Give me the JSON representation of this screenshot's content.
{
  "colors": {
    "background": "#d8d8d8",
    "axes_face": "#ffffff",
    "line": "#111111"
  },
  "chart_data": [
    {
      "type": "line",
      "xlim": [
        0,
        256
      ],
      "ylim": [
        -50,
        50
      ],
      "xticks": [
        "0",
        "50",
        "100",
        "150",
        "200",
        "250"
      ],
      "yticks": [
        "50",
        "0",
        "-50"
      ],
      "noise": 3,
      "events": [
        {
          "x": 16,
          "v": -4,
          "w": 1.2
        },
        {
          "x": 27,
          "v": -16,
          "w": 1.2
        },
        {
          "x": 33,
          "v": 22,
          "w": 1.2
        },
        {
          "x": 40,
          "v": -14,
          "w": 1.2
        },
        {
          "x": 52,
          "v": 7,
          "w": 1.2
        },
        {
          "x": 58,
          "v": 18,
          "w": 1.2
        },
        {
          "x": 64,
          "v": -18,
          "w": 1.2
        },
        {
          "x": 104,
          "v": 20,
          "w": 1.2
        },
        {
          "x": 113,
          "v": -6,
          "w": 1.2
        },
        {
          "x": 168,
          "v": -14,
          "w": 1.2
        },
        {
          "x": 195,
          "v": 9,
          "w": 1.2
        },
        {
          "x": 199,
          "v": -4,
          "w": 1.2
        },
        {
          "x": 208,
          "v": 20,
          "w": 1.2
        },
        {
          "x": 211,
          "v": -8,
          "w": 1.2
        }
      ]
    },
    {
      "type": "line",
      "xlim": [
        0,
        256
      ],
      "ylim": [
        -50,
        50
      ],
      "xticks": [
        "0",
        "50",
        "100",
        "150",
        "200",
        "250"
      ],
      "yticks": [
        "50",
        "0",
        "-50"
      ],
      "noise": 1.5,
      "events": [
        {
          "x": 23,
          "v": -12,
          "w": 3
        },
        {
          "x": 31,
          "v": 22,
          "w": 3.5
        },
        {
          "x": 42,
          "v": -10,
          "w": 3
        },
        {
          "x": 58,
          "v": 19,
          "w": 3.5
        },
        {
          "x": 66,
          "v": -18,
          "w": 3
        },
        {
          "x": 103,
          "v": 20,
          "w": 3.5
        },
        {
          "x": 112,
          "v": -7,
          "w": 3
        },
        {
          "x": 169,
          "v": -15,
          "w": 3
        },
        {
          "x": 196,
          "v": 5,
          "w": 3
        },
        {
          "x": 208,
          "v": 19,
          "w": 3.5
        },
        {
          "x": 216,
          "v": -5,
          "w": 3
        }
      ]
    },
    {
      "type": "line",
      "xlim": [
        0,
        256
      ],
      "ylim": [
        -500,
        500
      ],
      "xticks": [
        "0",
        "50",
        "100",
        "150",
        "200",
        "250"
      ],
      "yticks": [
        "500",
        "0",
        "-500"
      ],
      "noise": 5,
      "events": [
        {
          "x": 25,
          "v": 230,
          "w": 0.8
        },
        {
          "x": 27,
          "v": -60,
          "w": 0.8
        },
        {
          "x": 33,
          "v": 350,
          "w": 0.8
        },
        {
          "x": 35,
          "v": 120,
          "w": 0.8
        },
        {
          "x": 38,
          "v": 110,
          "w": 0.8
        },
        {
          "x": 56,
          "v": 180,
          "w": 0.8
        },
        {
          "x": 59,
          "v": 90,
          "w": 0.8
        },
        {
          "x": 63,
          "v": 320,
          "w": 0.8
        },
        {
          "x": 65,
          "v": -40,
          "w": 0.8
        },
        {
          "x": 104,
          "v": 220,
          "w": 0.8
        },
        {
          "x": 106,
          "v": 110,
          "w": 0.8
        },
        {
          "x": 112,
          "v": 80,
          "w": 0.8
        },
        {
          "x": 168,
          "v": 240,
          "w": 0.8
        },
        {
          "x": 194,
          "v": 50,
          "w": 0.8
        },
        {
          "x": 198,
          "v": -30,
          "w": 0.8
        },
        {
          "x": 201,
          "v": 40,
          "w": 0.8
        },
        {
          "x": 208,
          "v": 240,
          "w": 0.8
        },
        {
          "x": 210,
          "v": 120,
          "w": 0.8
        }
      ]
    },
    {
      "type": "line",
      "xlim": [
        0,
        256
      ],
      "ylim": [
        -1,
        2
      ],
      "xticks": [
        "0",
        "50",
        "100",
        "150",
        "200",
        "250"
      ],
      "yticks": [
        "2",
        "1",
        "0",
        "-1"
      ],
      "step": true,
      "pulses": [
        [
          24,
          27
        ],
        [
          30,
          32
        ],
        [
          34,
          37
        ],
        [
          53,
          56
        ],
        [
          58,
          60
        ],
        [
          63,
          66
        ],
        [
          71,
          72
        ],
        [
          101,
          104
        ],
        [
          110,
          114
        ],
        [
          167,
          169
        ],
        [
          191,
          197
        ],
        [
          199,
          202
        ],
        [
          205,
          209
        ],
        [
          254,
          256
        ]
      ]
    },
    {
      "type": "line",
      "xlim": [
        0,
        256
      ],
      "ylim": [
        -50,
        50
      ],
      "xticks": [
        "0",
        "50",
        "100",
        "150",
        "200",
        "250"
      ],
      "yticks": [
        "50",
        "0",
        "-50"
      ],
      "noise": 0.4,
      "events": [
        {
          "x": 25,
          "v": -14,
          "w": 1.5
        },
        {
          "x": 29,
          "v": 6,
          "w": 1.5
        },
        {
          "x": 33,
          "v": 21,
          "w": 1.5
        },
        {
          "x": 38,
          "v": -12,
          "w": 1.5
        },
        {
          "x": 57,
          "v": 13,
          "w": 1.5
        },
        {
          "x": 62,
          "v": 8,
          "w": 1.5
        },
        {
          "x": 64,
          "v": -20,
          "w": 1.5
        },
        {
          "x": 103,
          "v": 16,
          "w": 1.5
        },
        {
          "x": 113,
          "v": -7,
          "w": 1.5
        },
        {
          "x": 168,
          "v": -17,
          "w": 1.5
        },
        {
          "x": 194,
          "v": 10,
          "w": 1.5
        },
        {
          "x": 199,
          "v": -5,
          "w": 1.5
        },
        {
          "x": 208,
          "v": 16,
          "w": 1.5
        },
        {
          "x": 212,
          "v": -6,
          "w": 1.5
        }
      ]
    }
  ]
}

▶ Given request: Extract the full listing and reproduce each line exactly.

▶ Solution to this task:
Give me the JSON representation of this screenshot's content.
{
  "colors": {
    "background": "#d8d8d8",
    "axes_face": "#ffffff",
    "line": "#111111"
  },
  "chart_data": [
    {
      "type": "line",
      "xlim": [
        0,
        256
      ],
      "ylim": [
        -50,
        50
      ],
      "xticks": [
        "0",
        "50",
        "100",
        "150",
        "200",
        "250"
      ],
      "yticks": [
        "50",
        "0",
        "-50"
      ],
      "noise": 3,
      "events": [
        {
          "x": 16,
          "v": -4,
          "w": 1.2
        },
        {
          "x": 27,
          "v": -16,
          "w": 1.2
        },
        {
          "x": 33,
          "v": 22,
          "w": 1.2
        },
        {
          "x": 40,
          "v": -14,
          "w": 1.2
        },
        {
          "x": 52,
          "v": 7,
          "w": 1.2
        },
        {
          "x": 58,
          "v": 18,
          "w": 1.2
        },
        {
          "x": 64,
          "v": -18,
          "w": 1.2
        },
        {
          "x": 104,
          "v": 20,
          "w": 1.2
        },
        {
          "x": 113,
          "v": -6,
          "w": 1.2
        },
        {
          "x": 168,
          "v": -14,
          "w": 1.2
        },
        {
          "x": 195,
          "v": 9,
          "w": 1.2
        },
        {
          "x": 199,
          "v": -4,
          "w": 1.2
        },
        {
          "x": 208,
          "v": 20,
          "w": 1.2
        },
        {
          "x": 211,
          "v": -8,
          "w": 1.2
        }
      ]
    },
    {
      "type": "line",
      "xlim": [
        0,
        256
      ],
      "ylim": [
        -50,
        50
      ],
      "xticks": [
        "0",
        "50",
        "100",
        "150",
        "200",
        "250"
      ],
      "yticks": [
        "50",
        "0",
        "-50"
      ],
      "noise": 1.5,
      "events": [
        {
          "x": 23,
          "v": -12,
          "w": 3
        },
        {
          "x": 31,
          "v": 22,
          "w": 3.5
        },
        {
          "x": 42,
          "v": -10,
          "w": 3
        },
        {
          "x": 58,
          "v": 19,
          "w": 3.5
        },
        {
          "x": 66,
          "v": -18,
          "w": 3
        },
        {
          "x": 103,
          "v": 20,
          "w": 3.5
        },
        {
          "x": 112,
          "v": -7,
          "w": 3
        },
        {
          "x": 169,
          "v": -15,
          "w": 3
        },
        {
          "x": 196,
          "v": 5,
          "w": 3
        },
        {
          "x": 208,
          "v": 19,
          "w": 3.5
        },
        {
          "x": 216,
          "v": -5,
          "w": 3
        }
      ]
    },
    {
      "type": "line",
      "xlim": [
        0,
        256
      ],
      "ylim": [
        -500,
        500
      ],
      "xticks": [
        "0",
        "50",
        "100",
        "150",
        "200",
        "250"
      ],
      "yticks": [
        "500",
        "0",
        "-500"
      ],
      "noise": 5,
      "events": [
        {
          "x": 25,
          "v": 230,
          "w": 0.8
        },
        {
          "x": 27,
          "v": -60,
          "w": 0.8
        },
        {
          "x": 33,
          "v": 350,
          "w": 0.8
        },
        {
          "x": 35,
          "v": 120,
          "w": 0.8
        },
        {
          "x": 38,
          "v": 110,
          "w": 0.8
        },
        {
          "x": 56,
          "v": 180,
          "w": 0.8
        },
        {
          "x": 59,
          "v": 90,
          "w": 0.8
        },
        {
          "x": 63,
          "v": 320,
          "w": 0.8
        },
        {
          "x": 65,
          "v": -40,
          "w": 0.8
        },
        {
          "x": 104,
          "v": 220,
          "w": 0.8
        },
        {
          "x": 106,
          "v": 110,
          "w": 0.8
        },
        {
          "x": 112,
          "v": 80,
          "w": 0.8
        },
        {
          "x": 168,
          "v": 240,
          "w": 0.8
        },
        {
          "x": 194,
          "v": 50,
          "w": 0.8
        },
        {
          "x": 198,
          "v": -30,
          "w": 0.8
        },
        {
          "x": 201,
          "v": 40,
          "w": 0.8
        },
        {
          "x": 208,
          "v": 240,
          "w": 0.8
        },
        {
          "x": 210,
          "v": 120,
          "w": 0.8
        }
      ]
    },
    {
      "type": "line",
      "xlim": [
        0,
        256
      ],
      "ylim": [
        -1,
        2
      ],
      "xticks": [
        "0",
        "50",
        "100",
        "150",
        "200",
        "250"
      ],
      "yticks": [
        "2",
        "1",
        "0",
        "-1"
      ],
      "step": true,
      "pulses": [
        [
          24,
          27
        ],
        [
          30,
          32
        ],
        [
          34,
          37
        ],
        [
          53,
          56
        ],
        [
          58,
          60
        ],
        [
          63,
          66
        ],
        [
          71,
          72
        ],
        [
          101,
          104
        ],
        [
          110,
          114
        ],
        [
          167,
          169
        ],
        [
          191,
          197
        ],
        [
          199,
          202
        ],
        [
          205,
          209
        ],
        [
          254,
          256
        ]
      ]
    },
    {
      "type": "line",
      "xlim": [
        0,
        256
      ],
      "ylim": [
        -50,
        50
      ],
      "xticks": [
        "0",
        "50",
        "100",
        "150",
        "200",
        "250"
      ],
      "yticks": [
        "50",
        "0",
        "-50"
      ],
      "noise": 0.4,
      "events": [
        {
          "x": 25,
          "v": -14,
          "w": 1.5
        },
        {
          "x": 29,
          "v": 6,
          "w": 1.5
        },
        {
          "x": 33,
          "v": 21,
          "w": 1.5
        },
        {
          "x": 38,
          "v": -12,
          "w": 1.5
        },
        {
          "x": 57,
          "v": 13,
          "w": 1.5
        },
        {
          "x": 62,
          "v": 8,
          "w": 1.5
        },
        {
          "x": 64,
          "v": -20,
          "w": 1.5
        },
        {
          "x": 103,
          "v": 16,
          "w": 1.5
        },
        {
          "x": 113,
          "v": -7,
          "w": 1.5
        },
        {
          "x": 168,
          "v": -17,
          "w": 1.5
        },
        {
          "x": 194,
          "v": 10,
          "w": 1.5
        },
        {
          "x": 199,
          "v": -5,
          "w": 1.5
        },
        {
          "x": 208,
          "v": 16,
          "w": 1.5
        },
        {
          "x": 212,
          "v": -6,
          "w": 1.5
        }
      ]
    }
  ]
}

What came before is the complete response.